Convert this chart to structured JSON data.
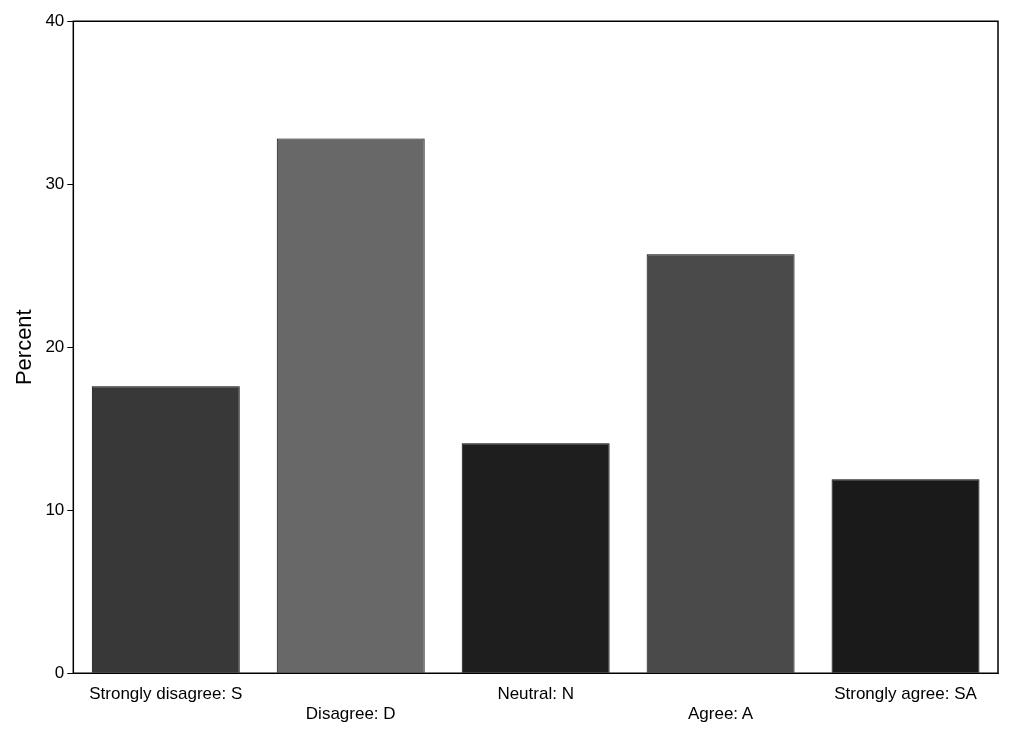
{
  "chart_data": {
    "type": "bar",
    "ylabel": "Percent",
    "categories": [
      "Strongly disagree: S",
      "Disagree: D",
      "Neutral: N",
      "Agree: A",
      "Strongly agree: SA"
    ],
    "values": [
      17.6,
      32.8,
      14.1,
      25.7,
      11.9
    ],
    "colors": [
      "#383838",
      "#686868",
      "#1e1e1e",
      "#4a4a4a",
      "#1a1a1a"
    ],
    "ylim": [
      0,
      40
    ],
    "yticks": [
      0,
      10,
      20,
      30,
      40
    ],
    "grid": false,
    "legend": false
  }
}
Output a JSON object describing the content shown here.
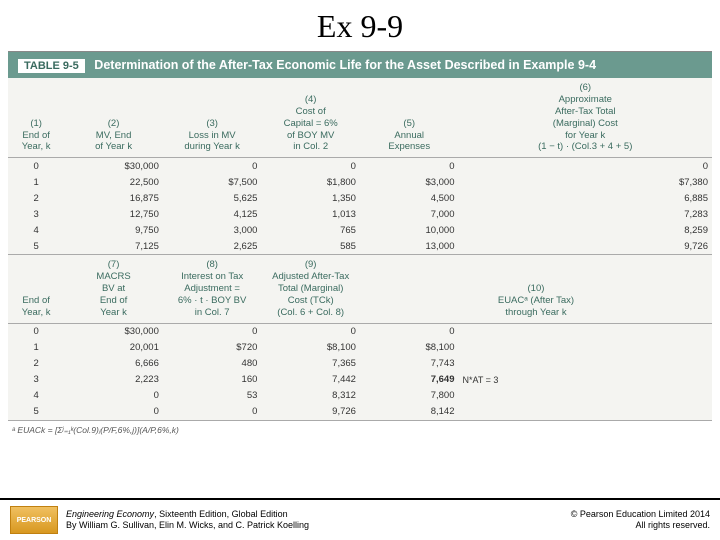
{
  "page_title": "Ex 9-9",
  "table_caption_label": "TABLE 9-5",
  "table_caption": "Determination of the After-Tax Economic Life for the Asset Described in Example 9-4",
  "headers1": {
    "c1": "(1)\nEnd of\nYear, k",
    "c2": "(2)\nMV, End\nof Year k",
    "c3": "(3)\nLoss in MV\nduring Year k",
    "c4": "(4)\nCost of\nCapital = 6%\nof BOY MV\nin Col. 2",
    "c5": "(5)\nAnnual\nExpenses",
    "c6": "(6)\nApproximate\nAfter-Tax Total\n(Marginal) Cost\nfor Year k\n(1 − t) · (Col.3 + 4 + 5)"
  },
  "rows1": [
    [
      "0",
      "$30,000",
      "0",
      "0",
      "0",
      "0"
    ],
    [
      "1",
      "22,500",
      "$7,500",
      "$1,800",
      "$3,000",
      "$7,380"
    ],
    [
      "2",
      "16,875",
      "5,625",
      "1,350",
      "4,500",
      "6,885"
    ],
    [
      "3",
      "12,750",
      "4,125",
      "1,013",
      "7,000",
      "7,283"
    ],
    [
      "4",
      "9,750",
      "3,000",
      "765",
      "10,000",
      "8,259"
    ],
    [
      "5",
      "7,125",
      "2,625",
      "585",
      "13,000",
      "9,726"
    ]
  ],
  "headers2": {
    "c1": "End of\nYear, k",
    "c7": "(7)\nMACRS\nBV at\nEnd of\nYear k",
    "c8": "(8)\nInterest on Tax\nAdjustment =\n6% · t · BOY BV\nin Col. 7",
    "c9": "(9)\nAdjusted After-Tax\nTotal (Marginal)\nCost (TCk)\n(Col. 6 + Col. 8)",
    "c10": "(10)\nEUACᵃ (After Tax)\nthrough Year k"
  },
  "rows2": [
    [
      "0",
      "$30,000",
      "0",
      "0",
      "0",
      ""
    ],
    [
      "1",
      "20,001",
      "$720",
      "$8,100",
      "$8,100",
      ""
    ],
    [
      "2",
      "6,666",
      "480",
      "7,365",
      "7,743",
      ""
    ],
    [
      "3",
      "2,223",
      "160",
      "7,442",
      "7,649",
      "N*AT = 3"
    ],
    [
      "4",
      "0",
      "53",
      "8,312",
      "7,800",
      ""
    ],
    [
      "5",
      "0",
      "0",
      "9,726",
      "8,142",
      ""
    ]
  ],
  "footnote": "ᵃ EUACk = [Σʲ₌₁ᵏ(Col.9)ⱼ(P/F,6%,j)](A/P,6%,k)",
  "footer": {
    "logo": "PEARSON",
    "book_title": "Engineering Economy",
    "book_sub": ", Sixteenth Edition, Global Edition",
    "authors": "By William G. Sullivan, Elin M. Wicks, and C. Patrick Koelling",
    "copyright1": "© Pearson Education Limited 2014",
    "copyright2": "All rights reserved."
  }
}
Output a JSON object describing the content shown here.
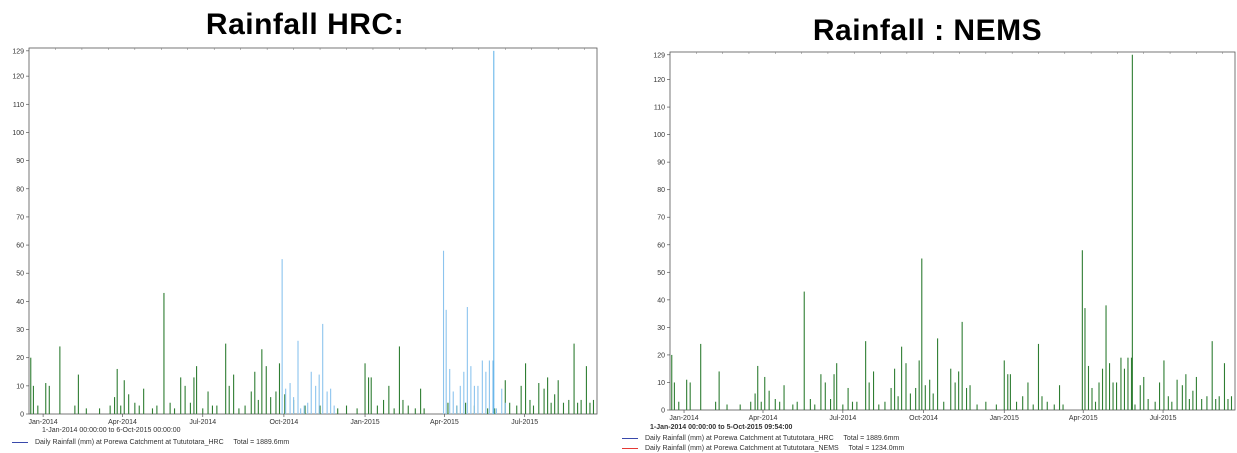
{
  "colors": {
    "nems_series": "#2e7d32",
    "hrc_series": "#8cc4ee",
    "hrc_spike": "#5ab0e8",
    "legend_blue": "#3949ab",
    "legend_red": "#e53935"
  },
  "chart_data": [
    {
      "type": "bar",
      "title": "Rainfall HRC:",
      "ylim": [
        0,
        130
      ],
      "yticks": [
        0,
        10,
        20,
        30,
        40,
        50,
        60,
        70,
        80,
        90,
        100,
        110,
        120,
        129
      ],
      "xlim": [
        0,
        644
      ],
      "xticks": [
        {
          "t": 16,
          "label": "Jan-2014"
        },
        {
          "t": 106,
          "label": "Apr-2014"
        },
        {
          "t": 197,
          "label": "Jul-2014"
        },
        {
          "t": 289,
          "label": "Oct-2014"
        },
        {
          "t": 381,
          "label": "Jan-2015"
        },
        {
          "t": 471,
          "label": "Apr-2015"
        },
        {
          "t": 562,
          "label": "Jul-2015"
        }
      ],
      "caption": "1-Jan-2014 00:00:00 to 6-Oct-2015 00:00:00",
      "legend": [
        {
          "label": "Daily Rainfall (mm) at Porewa Catchment at Tututotara_HRC",
          "total": "Total = 1889.6mm",
          "color": "#3949ab"
        }
      ],
      "series": [
        {
          "key": "green",
          "points": [
            [
              2,
              20
            ],
            [
              5,
              10
            ],
            [
              10,
              3
            ],
            [
              19,
              11
            ],
            [
              23,
              10
            ],
            [
              35,
              24
            ],
            [
              52,
              3
            ],
            [
              56,
              14
            ],
            [
              65,
              2
            ],
            [
              80,
              2
            ],
            [
              92,
              3
            ],
            [
              97,
              6
            ],
            [
              100,
              16
            ],
            [
              104,
              3
            ],
            [
              108,
              12
            ],
            [
              113,
              7
            ],
            [
              120,
              4
            ],
            [
              125,
              3
            ],
            [
              130,
              9
            ],
            [
              140,
              2
            ],
            [
              145,
              3
            ],
            [
              153,
              43
            ],
            [
              160,
              4
            ],
            [
              165,
              2
            ],
            [
              172,
              13
            ],
            [
              177,
              10
            ],
            [
              183,
              4
            ],
            [
              187,
              13
            ],
            [
              190,
              17
            ],
            [
              197,
              2
            ],
            [
              203,
              8
            ],
            [
              208,
              3
            ],
            [
              213,
              3
            ],
            [
              223,
              25
            ],
            [
              227,
              10
            ],
            [
              232,
              14
            ],
            [
              238,
              2
            ],
            [
              245,
              3
            ],
            [
              252,
              8
            ],
            [
              256,
              15
            ],
            [
              260,
              5
            ],
            [
              264,
              23
            ],
            [
              269,
              17
            ],
            [
              274,
              6
            ],
            [
              280,
              8
            ],
            [
              284,
              18
            ],
            [
              290,
              7
            ],
            [
              300,
              5
            ],
            [
              313,
              3
            ],
            [
              330,
              3
            ],
            [
              350,
              2
            ],
            [
              360,
              3
            ],
            [
              372,
              2
            ],
            [
              381,
              18
            ],
            [
              385,
              13
            ],
            [
              388,
              13
            ],
            [
              395,
              3
            ],
            [
              402,
              5
            ],
            [
              408,
              10
            ],
            [
              414,
              2
            ],
            [
              420,
              24
            ],
            [
              424,
              5
            ],
            [
              430,
              3
            ],
            [
              438,
              2
            ],
            [
              444,
              9
            ],
            [
              448,
              2
            ],
            [
              475,
              4
            ],
            [
              485,
              3
            ],
            [
              495,
              4
            ],
            [
              505,
              3
            ],
            [
              520,
              2
            ],
            [
              528,
              2
            ],
            [
              540,
              12
            ],
            [
              545,
              4
            ],
            [
              553,
              3
            ],
            [
              558,
              10
            ],
            [
              563,
              18
            ],
            [
              568,
              5
            ],
            [
              572,
              3
            ],
            [
              578,
              11
            ],
            [
              584,
              9
            ],
            [
              588,
              13
            ],
            [
              592,
              4
            ],
            [
              596,
              7
            ],
            [
              600,
              12
            ],
            [
              606,
              4
            ],
            [
              612,
              5
            ],
            [
              618,
              25
            ],
            [
              622,
              4
            ],
            [
              626,
              5
            ],
            [
              632,
              17
            ],
            [
              636,
              4
            ],
            [
              640,
              5
            ]
          ]
        },
        {
          "key": "lightblue",
          "points": [
            [
              287,
              55
            ],
            [
              291,
              9
            ],
            [
              296,
              11
            ],
            [
              300,
              6
            ],
            [
              305,
              26
            ],
            [
              308,
              2
            ],
            [
              312,
              3
            ],
            [
              316,
              4
            ],
            [
              320,
              15
            ],
            [
              325,
              10
            ],
            [
              329,
              14
            ],
            [
              333,
              32
            ],
            [
              338,
              8
            ],
            [
              342,
              9
            ],
            [
              346,
              3
            ],
            [
              470,
              58
            ],
            [
              473,
              37
            ],
            [
              477,
              16
            ],
            [
              481,
              8
            ],
            [
              485,
              3
            ],
            [
              489,
              10
            ],
            [
              493,
              15
            ],
            [
              497,
              38
            ],
            [
              501,
              17
            ],
            [
              505,
              10
            ],
            [
              509,
              10
            ],
            [
              514,
              19
            ],
            [
              518,
              15
            ],
            [
              522,
              19
            ],
            [
              526,
              19
            ],
            [
              530,
              2
            ],
            [
              536,
              9
            ],
            [
              540,
              4
            ]
          ]
        },
        {
          "key": "spike",
          "points": [
            [
              527,
              129
            ]
          ]
        }
      ]
    },
    {
      "type": "bar",
      "title": "Rainfall : NEMS",
      "ylim": [
        0,
        130
      ],
      "yticks": [
        0,
        10,
        20,
        30,
        40,
        50,
        60,
        70,
        80,
        90,
        100,
        110,
        120,
        129
      ],
      "xlim": [
        0,
        644
      ],
      "xticks": [
        {
          "t": 16,
          "label": "Jan-2014"
        },
        {
          "t": 106,
          "label": "Apr-2014"
        },
        {
          "t": 197,
          "label": "Jul-2014"
        },
        {
          "t": 289,
          "label": "Oct-2014"
        },
        {
          "t": 381,
          "label": "Jan-2015"
        },
        {
          "t": 471,
          "label": "Apr-2015"
        },
        {
          "t": 562,
          "label": "Jul-2015"
        }
      ],
      "caption": "1-Jan-2014 00:00:00 to 5-Oct-2015 09:54:00",
      "legend": [
        {
          "label": "Daily Rainfall (mm) at Porewa Catchment at Tututotara_HRC",
          "total": "Total = 1889.6mm",
          "color": "#3949ab"
        },
        {
          "label": "Daily Rainfall (mm) at Porewa Catchment at Tututotara_NEMS",
          "total": "Total = 1234.0mm",
          "color": "#e53935"
        }
      ],
      "series": [
        {
          "key": "green",
          "points": [
            [
              2,
              20
            ],
            [
              5,
              10
            ],
            [
              10,
              3
            ],
            [
              19,
              11
            ],
            [
              23,
              10
            ],
            [
              35,
              24
            ],
            [
              52,
              3
            ],
            [
              56,
              14
            ],
            [
              65,
              2
            ],
            [
              80,
              2
            ],
            [
              92,
              3
            ],
            [
              97,
              6
            ],
            [
              100,
              16
            ],
            [
              104,
              3
            ],
            [
              108,
              12
            ],
            [
              113,
              7
            ],
            [
              120,
              4
            ],
            [
              125,
              3
            ],
            [
              130,
              9
            ],
            [
              140,
              2
            ],
            [
              145,
              3
            ],
            [
              153,
              43
            ],
            [
              160,
              4
            ],
            [
              165,
              2
            ],
            [
              172,
              13
            ],
            [
              177,
              10
            ],
            [
              183,
              4
            ],
            [
              187,
              13
            ],
            [
              190,
              17
            ],
            [
              197,
              2
            ],
            [
              203,
              8
            ],
            [
              208,
              3
            ],
            [
              213,
              3
            ],
            [
              223,
              25
            ],
            [
              227,
              10
            ],
            [
              232,
              14
            ],
            [
              238,
              2
            ],
            [
              245,
              3
            ],
            [
              252,
              8
            ],
            [
              256,
              15
            ],
            [
              260,
              5
            ],
            [
              264,
              23
            ],
            [
              269,
              17
            ],
            [
              274,
              6
            ],
            [
              280,
              8
            ],
            [
              284,
              18
            ],
            [
              287,
              55
            ],
            [
              291,
              9
            ],
            [
              296,
              11
            ],
            [
              300,
              6
            ],
            [
              305,
              26
            ],
            [
              312,
              3
            ],
            [
              320,
              15
            ],
            [
              325,
              10
            ],
            [
              329,
              14
            ],
            [
              333,
              32
            ],
            [
              338,
              8
            ],
            [
              342,
              9
            ],
            [
              350,
              2
            ],
            [
              360,
              3
            ],
            [
              372,
              2
            ],
            [
              381,
              18
            ],
            [
              385,
              13
            ],
            [
              388,
              13
            ],
            [
              395,
              3
            ],
            [
              402,
              5
            ],
            [
              408,
              10
            ],
            [
              414,
              2
            ],
            [
              420,
              24
            ],
            [
              424,
              5
            ],
            [
              430,
              3
            ],
            [
              438,
              2
            ],
            [
              444,
              9
            ],
            [
              448,
              2
            ],
            [
              470,
              58
            ],
            [
              473,
              37
            ],
            [
              477,
              16
            ],
            [
              481,
              8
            ],
            [
              485,
              3
            ],
            [
              489,
              10
            ],
            [
              493,
              15
            ],
            [
              497,
              38
            ],
            [
              501,
              17
            ],
            [
              505,
              10
            ],
            [
              509,
              10
            ],
            [
              514,
              19
            ],
            [
              518,
              15
            ],
            [
              522,
              19
            ],
            [
              526,
              19
            ],
            [
              527,
              129
            ],
            [
              530,
              2
            ],
            [
              536,
              9
            ],
            [
              540,
              12
            ],
            [
              545,
              4
            ],
            [
              553,
              3
            ],
            [
              558,
              10
            ],
            [
              563,
              18
            ],
            [
              568,
              5
            ],
            [
              572,
              3
            ],
            [
              578,
              11
            ],
            [
              584,
              9
            ],
            [
              588,
              13
            ],
            [
              592,
              4
            ],
            [
              596,
              7
            ],
            [
              600,
              12
            ],
            [
              606,
              4
            ],
            [
              612,
              5
            ],
            [
              618,
              25
            ],
            [
              622,
              4
            ],
            [
              626,
              5
            ],
            [
              632,
              17
            ],
            [
              636,
              4
            ],
            [
              640,
              5
            ]
          ]
        }
      ]
    }
  ]
}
---*---
◆ INSTRUCTIONS FOR THE TASK: Copy every line that includes the string "Rainfall" from the material above.

◆ FINAL RESULT:
      "title": "Rainfall HRC:",
          "label": "Daily Rainfall (mm) at Porewa Catchment at Tututotara_HRC",
      "title": "Rainfall : NEMS",
          "label": "Daily Rainfall (mm) at Porewa Catchment at Tututotara_HRC",
          "label": "Daily Rainfall (mm) at Porewa Catchment at Tututotara_NEMS",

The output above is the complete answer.